====== Exercise inputs ======
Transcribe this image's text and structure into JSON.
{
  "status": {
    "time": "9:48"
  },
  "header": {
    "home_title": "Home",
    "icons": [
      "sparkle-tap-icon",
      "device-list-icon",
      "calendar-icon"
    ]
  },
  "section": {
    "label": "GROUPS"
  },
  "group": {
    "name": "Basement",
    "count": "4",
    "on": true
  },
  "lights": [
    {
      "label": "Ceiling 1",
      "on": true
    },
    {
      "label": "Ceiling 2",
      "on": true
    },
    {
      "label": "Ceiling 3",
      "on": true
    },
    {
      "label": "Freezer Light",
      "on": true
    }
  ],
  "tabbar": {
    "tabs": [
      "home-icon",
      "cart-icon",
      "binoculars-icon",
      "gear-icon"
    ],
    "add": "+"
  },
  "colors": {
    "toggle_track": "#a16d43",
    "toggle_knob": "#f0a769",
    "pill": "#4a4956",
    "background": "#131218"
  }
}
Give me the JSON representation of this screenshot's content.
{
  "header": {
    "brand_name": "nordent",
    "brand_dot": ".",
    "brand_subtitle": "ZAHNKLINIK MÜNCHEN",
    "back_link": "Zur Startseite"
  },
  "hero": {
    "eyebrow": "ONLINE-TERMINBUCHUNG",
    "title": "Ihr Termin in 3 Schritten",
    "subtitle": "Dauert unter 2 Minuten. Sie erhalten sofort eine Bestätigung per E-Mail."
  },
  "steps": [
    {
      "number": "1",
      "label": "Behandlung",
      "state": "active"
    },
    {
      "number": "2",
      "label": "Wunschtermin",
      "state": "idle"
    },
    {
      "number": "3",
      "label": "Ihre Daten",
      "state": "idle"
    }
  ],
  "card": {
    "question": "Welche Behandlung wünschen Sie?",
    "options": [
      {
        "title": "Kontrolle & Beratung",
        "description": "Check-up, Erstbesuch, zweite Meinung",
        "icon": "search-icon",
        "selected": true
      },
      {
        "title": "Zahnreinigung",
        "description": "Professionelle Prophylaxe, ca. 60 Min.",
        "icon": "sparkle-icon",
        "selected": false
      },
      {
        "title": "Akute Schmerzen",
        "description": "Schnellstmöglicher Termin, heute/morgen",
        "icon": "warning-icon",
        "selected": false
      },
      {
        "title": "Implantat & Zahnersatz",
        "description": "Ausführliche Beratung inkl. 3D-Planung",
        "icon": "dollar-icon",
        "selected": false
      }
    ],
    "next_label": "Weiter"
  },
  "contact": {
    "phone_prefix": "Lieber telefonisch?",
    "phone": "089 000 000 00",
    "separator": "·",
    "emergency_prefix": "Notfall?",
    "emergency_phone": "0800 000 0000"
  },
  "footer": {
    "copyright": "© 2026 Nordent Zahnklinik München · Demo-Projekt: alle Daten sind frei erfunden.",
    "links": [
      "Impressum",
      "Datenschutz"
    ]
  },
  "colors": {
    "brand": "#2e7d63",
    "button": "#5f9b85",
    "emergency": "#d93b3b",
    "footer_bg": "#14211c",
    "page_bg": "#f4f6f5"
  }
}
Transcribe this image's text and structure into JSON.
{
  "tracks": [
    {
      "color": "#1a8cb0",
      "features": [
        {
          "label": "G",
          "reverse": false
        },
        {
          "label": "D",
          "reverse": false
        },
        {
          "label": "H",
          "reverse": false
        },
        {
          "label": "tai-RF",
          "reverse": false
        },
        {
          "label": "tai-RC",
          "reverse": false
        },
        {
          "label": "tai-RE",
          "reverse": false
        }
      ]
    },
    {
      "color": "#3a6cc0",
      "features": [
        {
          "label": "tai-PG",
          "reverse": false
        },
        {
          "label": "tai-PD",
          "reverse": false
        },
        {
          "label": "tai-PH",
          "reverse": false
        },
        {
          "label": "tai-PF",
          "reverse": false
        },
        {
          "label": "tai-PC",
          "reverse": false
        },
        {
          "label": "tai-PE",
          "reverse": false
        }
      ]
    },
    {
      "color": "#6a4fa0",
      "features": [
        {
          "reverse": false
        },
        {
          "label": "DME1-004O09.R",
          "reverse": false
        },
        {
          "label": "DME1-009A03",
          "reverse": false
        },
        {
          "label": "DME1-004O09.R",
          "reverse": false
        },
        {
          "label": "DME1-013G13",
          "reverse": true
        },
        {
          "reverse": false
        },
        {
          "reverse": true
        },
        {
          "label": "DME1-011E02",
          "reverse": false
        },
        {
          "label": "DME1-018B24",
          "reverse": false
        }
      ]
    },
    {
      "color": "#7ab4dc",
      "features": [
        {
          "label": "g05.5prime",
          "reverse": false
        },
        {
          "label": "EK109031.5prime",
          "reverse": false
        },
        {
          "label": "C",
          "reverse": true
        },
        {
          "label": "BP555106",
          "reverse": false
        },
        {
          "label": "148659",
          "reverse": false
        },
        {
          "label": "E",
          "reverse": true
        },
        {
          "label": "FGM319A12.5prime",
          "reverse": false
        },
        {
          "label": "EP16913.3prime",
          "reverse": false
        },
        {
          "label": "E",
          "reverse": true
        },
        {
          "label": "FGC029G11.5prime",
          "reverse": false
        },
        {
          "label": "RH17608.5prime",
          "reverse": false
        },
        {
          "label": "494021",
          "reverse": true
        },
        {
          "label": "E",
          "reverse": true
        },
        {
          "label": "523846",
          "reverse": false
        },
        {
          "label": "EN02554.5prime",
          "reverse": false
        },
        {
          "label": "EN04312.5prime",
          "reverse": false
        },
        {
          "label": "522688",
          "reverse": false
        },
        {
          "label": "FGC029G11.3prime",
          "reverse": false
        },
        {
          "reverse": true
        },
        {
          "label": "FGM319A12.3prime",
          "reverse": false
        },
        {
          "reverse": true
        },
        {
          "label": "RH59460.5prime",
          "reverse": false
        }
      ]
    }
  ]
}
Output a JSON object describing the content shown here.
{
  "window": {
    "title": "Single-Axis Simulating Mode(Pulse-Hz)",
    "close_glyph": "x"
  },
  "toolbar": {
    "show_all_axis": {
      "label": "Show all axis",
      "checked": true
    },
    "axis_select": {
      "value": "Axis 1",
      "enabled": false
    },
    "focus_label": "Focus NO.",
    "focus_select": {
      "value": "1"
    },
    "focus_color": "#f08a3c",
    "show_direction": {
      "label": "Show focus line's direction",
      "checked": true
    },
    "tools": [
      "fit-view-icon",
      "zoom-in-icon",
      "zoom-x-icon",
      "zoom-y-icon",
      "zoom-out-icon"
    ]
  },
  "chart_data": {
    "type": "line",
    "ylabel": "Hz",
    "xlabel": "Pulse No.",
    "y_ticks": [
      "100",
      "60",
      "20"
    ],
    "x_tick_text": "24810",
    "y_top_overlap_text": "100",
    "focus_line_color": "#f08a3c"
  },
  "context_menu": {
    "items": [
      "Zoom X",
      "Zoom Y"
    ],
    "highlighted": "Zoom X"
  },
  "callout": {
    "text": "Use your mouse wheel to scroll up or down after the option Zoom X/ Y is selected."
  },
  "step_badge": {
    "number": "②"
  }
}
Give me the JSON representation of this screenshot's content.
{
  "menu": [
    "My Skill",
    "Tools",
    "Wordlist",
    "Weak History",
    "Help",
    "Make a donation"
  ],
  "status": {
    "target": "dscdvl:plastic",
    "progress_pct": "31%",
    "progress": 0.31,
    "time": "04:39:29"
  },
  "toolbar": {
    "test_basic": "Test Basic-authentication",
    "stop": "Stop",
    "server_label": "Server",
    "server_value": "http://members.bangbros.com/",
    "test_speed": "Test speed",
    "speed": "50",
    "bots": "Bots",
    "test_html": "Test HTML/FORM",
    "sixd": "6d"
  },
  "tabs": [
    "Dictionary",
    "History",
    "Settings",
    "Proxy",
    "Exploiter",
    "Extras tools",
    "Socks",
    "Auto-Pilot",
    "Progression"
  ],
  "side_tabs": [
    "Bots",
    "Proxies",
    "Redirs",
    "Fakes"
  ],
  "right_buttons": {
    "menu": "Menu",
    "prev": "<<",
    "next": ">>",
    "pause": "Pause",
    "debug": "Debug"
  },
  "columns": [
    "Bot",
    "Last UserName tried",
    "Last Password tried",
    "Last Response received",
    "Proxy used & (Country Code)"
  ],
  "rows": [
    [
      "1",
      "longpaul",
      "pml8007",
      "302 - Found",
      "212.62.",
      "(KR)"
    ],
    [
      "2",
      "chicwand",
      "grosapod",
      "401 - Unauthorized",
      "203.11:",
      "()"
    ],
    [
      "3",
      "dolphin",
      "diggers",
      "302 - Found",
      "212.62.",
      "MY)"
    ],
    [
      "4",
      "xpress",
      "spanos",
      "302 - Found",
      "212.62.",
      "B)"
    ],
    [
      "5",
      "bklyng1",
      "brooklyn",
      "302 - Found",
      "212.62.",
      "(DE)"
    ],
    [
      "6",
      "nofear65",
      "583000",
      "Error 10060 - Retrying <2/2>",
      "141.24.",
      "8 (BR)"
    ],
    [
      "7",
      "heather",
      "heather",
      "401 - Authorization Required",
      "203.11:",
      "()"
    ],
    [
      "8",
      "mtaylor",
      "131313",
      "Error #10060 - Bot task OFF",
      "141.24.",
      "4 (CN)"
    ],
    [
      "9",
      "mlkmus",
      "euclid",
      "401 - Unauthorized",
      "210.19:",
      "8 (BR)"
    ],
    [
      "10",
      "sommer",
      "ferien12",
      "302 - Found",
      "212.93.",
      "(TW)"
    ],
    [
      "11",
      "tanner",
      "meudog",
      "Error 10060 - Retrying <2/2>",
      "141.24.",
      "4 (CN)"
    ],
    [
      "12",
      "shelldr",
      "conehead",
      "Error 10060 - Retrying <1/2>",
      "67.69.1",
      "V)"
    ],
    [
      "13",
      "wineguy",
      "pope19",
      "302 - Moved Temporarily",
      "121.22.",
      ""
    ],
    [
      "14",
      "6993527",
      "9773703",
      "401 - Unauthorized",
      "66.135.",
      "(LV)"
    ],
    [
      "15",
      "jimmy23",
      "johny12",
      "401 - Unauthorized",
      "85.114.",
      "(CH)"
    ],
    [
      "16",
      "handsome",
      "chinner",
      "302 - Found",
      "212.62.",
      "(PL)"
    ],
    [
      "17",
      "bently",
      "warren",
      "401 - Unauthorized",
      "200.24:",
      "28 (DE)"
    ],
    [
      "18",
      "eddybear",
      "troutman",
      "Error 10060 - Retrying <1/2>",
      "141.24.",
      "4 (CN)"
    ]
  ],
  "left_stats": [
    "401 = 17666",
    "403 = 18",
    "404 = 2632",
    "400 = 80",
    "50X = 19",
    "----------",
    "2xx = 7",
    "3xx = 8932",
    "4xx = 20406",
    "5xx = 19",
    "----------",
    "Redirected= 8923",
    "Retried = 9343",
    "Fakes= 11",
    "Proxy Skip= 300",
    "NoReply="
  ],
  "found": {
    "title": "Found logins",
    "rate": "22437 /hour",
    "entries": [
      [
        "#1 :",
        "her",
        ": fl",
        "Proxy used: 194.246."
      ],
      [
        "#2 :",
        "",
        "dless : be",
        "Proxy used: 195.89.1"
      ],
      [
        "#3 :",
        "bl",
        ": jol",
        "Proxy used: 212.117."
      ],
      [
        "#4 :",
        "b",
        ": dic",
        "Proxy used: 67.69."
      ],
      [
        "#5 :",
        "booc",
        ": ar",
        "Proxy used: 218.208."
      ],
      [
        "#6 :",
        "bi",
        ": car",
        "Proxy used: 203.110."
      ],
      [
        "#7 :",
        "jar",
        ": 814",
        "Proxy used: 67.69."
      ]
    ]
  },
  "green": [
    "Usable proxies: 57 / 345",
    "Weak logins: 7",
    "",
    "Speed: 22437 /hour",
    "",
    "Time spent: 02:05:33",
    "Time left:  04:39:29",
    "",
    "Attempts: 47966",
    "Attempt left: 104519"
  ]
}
======
# [Goal of the exercise]
For each line of the entries that includes "used", show that line.

# [Result below]
    "Proxy used & (Country Code)"
        "Proxy used: 194.246."
        "Proxy used: 195.89.1"
        "Proxy used: 212.117."
        "Proxy used: 67.69."
        "Proxy used: 218.208."
        "Proxy used: 203.110."
        "Proxy used: 67.69."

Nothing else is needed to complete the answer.